* [WORK TO COMPLETE]: Set down every record once more, exactly as given.

* [ENTRIES]:
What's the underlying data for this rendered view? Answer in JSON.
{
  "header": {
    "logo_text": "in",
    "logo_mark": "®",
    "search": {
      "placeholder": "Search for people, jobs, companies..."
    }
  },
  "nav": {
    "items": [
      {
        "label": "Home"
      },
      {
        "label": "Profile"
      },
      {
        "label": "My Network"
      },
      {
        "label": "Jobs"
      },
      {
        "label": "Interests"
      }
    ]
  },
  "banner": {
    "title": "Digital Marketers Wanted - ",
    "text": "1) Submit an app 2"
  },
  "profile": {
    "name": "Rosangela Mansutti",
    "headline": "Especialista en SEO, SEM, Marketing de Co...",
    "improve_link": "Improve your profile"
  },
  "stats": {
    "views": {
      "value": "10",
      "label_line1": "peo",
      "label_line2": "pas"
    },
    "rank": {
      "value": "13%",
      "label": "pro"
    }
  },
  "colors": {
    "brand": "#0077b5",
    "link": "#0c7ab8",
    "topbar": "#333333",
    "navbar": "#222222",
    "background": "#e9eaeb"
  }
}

* [RESPONSE BELOW]:
What's the underlying data for this rendered view? Answer in JSON.
{
  "header": {
    "logo_text": "in",
    "logo_mark": "®",
    "search": {
      "placeholder": "Search for people, jobs, companies..."
    }
  },
  "nav": {
    "items": [
      {
        "label": "Home"
      },
      {
        "label": "Profile"
      },
      {
        "label": "My Network"
      },
      {
        "label": "Jobs"
      },
      {
        "label": "Interests"
      }
    ]
  },
  "banner": {
    "title": "Digital Marketers Wanted - ",
    "text": "1) Submit an app 2"
  },
  "profile": {
    "name": "Rosangela Mansutti",
    "headline": "Especialista en SEO, SEM, Marketing de Co...",
    "improve_link": "Improve your profile"
  },
  "stats": {
    "views": {
      "value": "10",
      "label_line1": "peo",
      "label_line2": "pas"
    },
    "rank": {
      "value": "13%",
      "label": "pro"
    }
  },
  "colors": {
    "brand": "#0077b5",
    "link": "#0c7ab8",
    "topbar": "#333333",
    "navbar": "#222222",
    "background": "#e9eaeb"
  }
}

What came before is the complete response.